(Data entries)
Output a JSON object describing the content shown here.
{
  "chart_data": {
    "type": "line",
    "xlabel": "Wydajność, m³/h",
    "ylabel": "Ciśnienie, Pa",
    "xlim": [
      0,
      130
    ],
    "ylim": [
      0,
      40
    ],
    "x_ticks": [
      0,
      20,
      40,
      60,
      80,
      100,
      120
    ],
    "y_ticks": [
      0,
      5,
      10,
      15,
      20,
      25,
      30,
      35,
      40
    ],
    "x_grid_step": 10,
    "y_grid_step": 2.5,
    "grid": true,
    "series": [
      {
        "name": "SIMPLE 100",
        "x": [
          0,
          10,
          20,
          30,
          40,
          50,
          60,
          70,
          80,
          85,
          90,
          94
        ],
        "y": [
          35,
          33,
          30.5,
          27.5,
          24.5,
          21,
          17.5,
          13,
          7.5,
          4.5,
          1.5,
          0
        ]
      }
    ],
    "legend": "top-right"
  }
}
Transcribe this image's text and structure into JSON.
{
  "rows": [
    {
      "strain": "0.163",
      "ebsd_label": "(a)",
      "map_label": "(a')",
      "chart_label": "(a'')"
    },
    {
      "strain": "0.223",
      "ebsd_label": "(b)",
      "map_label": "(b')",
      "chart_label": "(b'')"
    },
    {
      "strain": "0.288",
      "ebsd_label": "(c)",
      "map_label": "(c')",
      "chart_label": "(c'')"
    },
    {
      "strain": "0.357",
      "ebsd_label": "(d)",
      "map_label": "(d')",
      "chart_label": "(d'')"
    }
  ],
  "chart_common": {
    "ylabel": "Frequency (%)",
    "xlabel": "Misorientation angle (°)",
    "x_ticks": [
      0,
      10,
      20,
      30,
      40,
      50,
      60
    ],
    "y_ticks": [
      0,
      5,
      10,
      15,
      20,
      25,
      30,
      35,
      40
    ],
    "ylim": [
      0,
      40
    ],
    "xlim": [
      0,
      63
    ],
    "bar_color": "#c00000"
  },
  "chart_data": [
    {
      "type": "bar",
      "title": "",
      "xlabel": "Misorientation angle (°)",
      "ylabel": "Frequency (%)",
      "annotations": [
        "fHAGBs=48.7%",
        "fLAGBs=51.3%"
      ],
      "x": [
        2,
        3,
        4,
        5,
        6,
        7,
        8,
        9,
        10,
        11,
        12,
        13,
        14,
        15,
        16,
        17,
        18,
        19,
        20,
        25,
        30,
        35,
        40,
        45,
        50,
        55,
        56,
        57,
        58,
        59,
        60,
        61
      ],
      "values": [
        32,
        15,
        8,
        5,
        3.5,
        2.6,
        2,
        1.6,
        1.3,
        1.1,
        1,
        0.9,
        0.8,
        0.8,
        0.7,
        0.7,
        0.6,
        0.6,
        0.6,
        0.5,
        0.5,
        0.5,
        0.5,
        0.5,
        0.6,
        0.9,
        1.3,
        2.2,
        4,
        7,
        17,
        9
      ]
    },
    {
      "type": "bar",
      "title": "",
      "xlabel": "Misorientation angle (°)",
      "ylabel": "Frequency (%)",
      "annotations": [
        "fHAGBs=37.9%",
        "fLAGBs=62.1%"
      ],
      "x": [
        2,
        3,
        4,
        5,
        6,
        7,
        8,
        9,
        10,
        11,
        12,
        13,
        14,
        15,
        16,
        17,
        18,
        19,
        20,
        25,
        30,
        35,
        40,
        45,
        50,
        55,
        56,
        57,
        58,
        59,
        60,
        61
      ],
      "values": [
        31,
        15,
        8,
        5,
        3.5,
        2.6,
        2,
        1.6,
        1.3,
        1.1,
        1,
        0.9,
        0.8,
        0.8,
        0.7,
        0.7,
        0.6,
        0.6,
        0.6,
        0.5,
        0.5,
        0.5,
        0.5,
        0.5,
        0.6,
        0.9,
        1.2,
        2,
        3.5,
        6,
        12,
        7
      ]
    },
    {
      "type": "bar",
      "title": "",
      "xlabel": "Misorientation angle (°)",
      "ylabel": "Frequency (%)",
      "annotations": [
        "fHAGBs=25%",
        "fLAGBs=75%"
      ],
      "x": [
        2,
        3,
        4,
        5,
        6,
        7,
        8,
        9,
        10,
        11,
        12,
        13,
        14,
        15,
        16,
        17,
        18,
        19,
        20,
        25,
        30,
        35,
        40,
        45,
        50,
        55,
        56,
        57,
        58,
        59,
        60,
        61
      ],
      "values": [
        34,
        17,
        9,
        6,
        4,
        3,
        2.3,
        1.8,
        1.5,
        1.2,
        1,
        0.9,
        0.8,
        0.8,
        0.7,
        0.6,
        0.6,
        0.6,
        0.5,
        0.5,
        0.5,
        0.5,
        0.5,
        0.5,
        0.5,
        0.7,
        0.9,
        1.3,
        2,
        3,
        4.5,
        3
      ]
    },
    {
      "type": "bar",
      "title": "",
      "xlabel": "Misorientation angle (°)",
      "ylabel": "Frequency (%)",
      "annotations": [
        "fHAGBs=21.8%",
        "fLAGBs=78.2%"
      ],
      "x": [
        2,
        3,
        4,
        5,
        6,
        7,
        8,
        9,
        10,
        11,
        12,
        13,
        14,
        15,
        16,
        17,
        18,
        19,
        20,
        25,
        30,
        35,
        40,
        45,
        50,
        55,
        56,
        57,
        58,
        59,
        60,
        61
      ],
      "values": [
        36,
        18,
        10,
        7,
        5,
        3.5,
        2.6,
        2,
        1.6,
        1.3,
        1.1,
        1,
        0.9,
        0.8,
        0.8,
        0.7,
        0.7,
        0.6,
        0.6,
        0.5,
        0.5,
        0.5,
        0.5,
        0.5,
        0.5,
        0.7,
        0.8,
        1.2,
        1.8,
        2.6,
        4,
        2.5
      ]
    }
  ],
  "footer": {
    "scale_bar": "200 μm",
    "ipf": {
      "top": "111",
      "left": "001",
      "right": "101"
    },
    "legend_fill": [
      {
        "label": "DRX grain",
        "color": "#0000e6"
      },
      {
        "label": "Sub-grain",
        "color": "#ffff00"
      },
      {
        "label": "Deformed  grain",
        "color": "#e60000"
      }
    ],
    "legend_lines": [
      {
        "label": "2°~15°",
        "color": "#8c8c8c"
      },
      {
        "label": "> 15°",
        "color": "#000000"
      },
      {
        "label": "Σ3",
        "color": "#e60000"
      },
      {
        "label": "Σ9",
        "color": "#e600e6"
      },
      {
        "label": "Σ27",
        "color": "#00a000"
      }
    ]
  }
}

**TASK TO COMPLETE:** Each line with the string "grain" in it needs to be found and copied.

**ANSWER FOR THE TASK:**
        "label": "DRX grain",
        "label": "Sub-grain",
        "label": "Deformed  grain",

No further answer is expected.